Begin
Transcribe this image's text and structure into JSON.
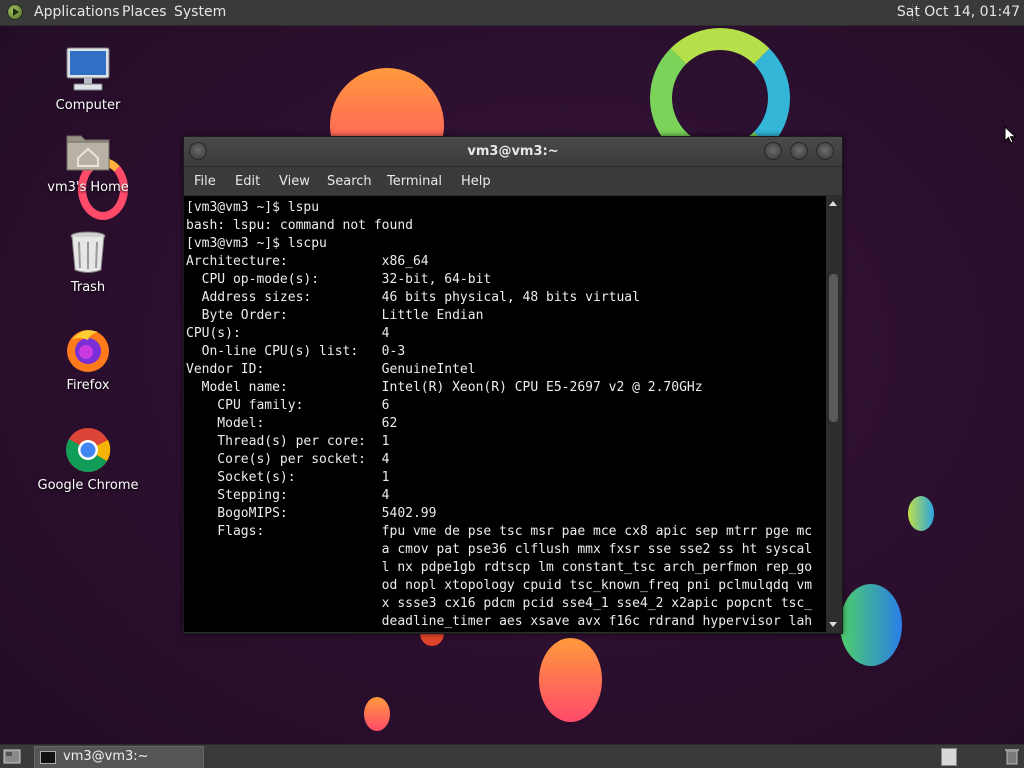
{
  "top_panel": {
    "menus": [
      "Applications",
      "Places",
      "System"
    ],
    "clock": "Sat Oct 14, 01:47"
  },
  "desktop_icons": [
    {
      "label": "Computer",
      "icon": "computer-icon"
    },
    {
      "label": "vm3's Home",
      "icon": "home-folder-icon"
    },
    {
      "label": "Trash",
      "icon": "trash-icon"
    },
    {
      "label": "Firefox",
      "icon": "firefox-icon"
    },
    {
      "label": "Google Chrome",
      "icon": "chrome-icon"
    }
  ],
  "terminal": {
    "title": "vm3@vm3:~",
    "menu": [
      "File",
      "Edit",
      "View",
      "Search",
      "Terminal",
      "Help"
    ],
    "lines": [
      "[vm3@vm3 ~]$ lspu",
      "bash: lspu: command not found",
      "[vm3@vm3 ~]$ lscpu",
      "Architecture:            x86_64",
      "  CPU op-mode(s):        32-bit, 64-bit",
      "  Address sizes:         46 bits physical, 48 bits virtual",
      "  Byte Order:            Little Endian",
      "CPU(s):                  4",
      "  On-line CPU(s) list:   0-3",
      "Vendor ID:               GenuineIntel",
      "  Model name:            Intel(R) Xeon(R) CPU E5-2697 v2 @ 2.70GHz",
      "    CPU family:          6",
      "    Model:               62",
      "    Thread(s) per core:  1",
      "    Core(s) per socket:  4",
      "    Socket(s):           1",
      "    Stepping:            4",
      "    BogoMIPS:            5402.99",
      "    Flags:               fpu vme de pse tsc msr pae mce cx8 apic sep mtrr pge mc",
      "                         a cmov pat pse36 clflush mmx fxsr sse sse2 ss ht syscal",
      "                         l nx pdpe1gb rdtscp lm constant_tsc arch_perfmon rep_go",
      "                         od nopl xtopology cpuid tsc_known_freq pni pclmulqdq vm",
      "                         x ssse3 cx16 pdcm pcid sse4_1 sse4_2 x2apic popcnt tsc_",
      "                         deadline_timer aes xsave avx f16c rdrand hypervisor lah"
    ]
  },
  "bottom_panel": {
    "task_label": "vm3@vm3:~"
  }
}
End
Task directions
Return the records exactly. Don't carry the pictures over.

Written response
Transcribe this image's text and structure into JSON.
{
  "top_panel": {
    "menus": [
      "Applications",
      "Places",
      "System"
    ],
    "clock": "Sat Oct 14, 01:47"
  },
  "desktop_icons": [
    {
      "label": "Computer",
      "icon": "computer-icon"
    },
    {
      "label": "vm3's Home",
      "icon": "home-folder-icon"
    },
    {
      "label": "Trash",
      "icon": "trash-icon"
    },
    {
      "label": "Firefox",
      "icon": "firefox-icon"
    },
    {
      "label": "Google Chrome",
      "icon": "chrome-icon"
    }
  ],
  "terminal": {
    "title": "vm3@vm3:~",
    "menu": [
      "File",
      "Edit",
      "View",
      "Search",
      "Terminal",
      "Help"
    ],
    "lines": [
      "[vm3@vm3 ~]$ lspu",
      "bash: lspu: command not found",
      "[vm3@vm3 ~]$ lscpu",
      "Architecture:            x86_64",
      "  CPU op-mode(s):        32-bit, 64-bit",
      "  Address sizes:         46 bits physical, 48 bits virtual",
      "  Byte Order:            Little Endian",
      "CPU(s):                  4",
      "  On-line CPU(s) list:   0-3",
      "Vendor ID:               GenuineIntel",
      "  Model name:            Intel(R) Xeon(R) CPU E5-2697 v2 @ 2.70GHz",
      "    CPU family:          6",
      "    Model:               62",
      "    Thread(s) per core:  1",
      "    Core(s) per socket:  4",
      "    Socket(s):           1",
      "    Stepping:            4",
      "    BogoMIPS:            5402.99",
      "    Flags:               fpu vme de pse tsc msr pae mce cx8 apic sep mtrr pge mc",
      "                         a cmov pat pse36 clflush mmx fxsr sse sse2 ss ht syscal",
      "                         l nx pdpe1gb rdtscp lm constant_tsc arch_perfmon rep_go",
      "                         od nopl xtopology cpuid tsc_known_freq pni pclmulqdq vm",
      "                         x ssse3 cx16 pdcm pcid sse4_1 sse4_2 x2apic popcnt tsc_",
      "                         deadline_timer aes xsave avx f16c rdrand hypervisor lah"
    ]
  },
  "bottom_panel": {
    "task_label": "vm3@vm3:~"
  }
}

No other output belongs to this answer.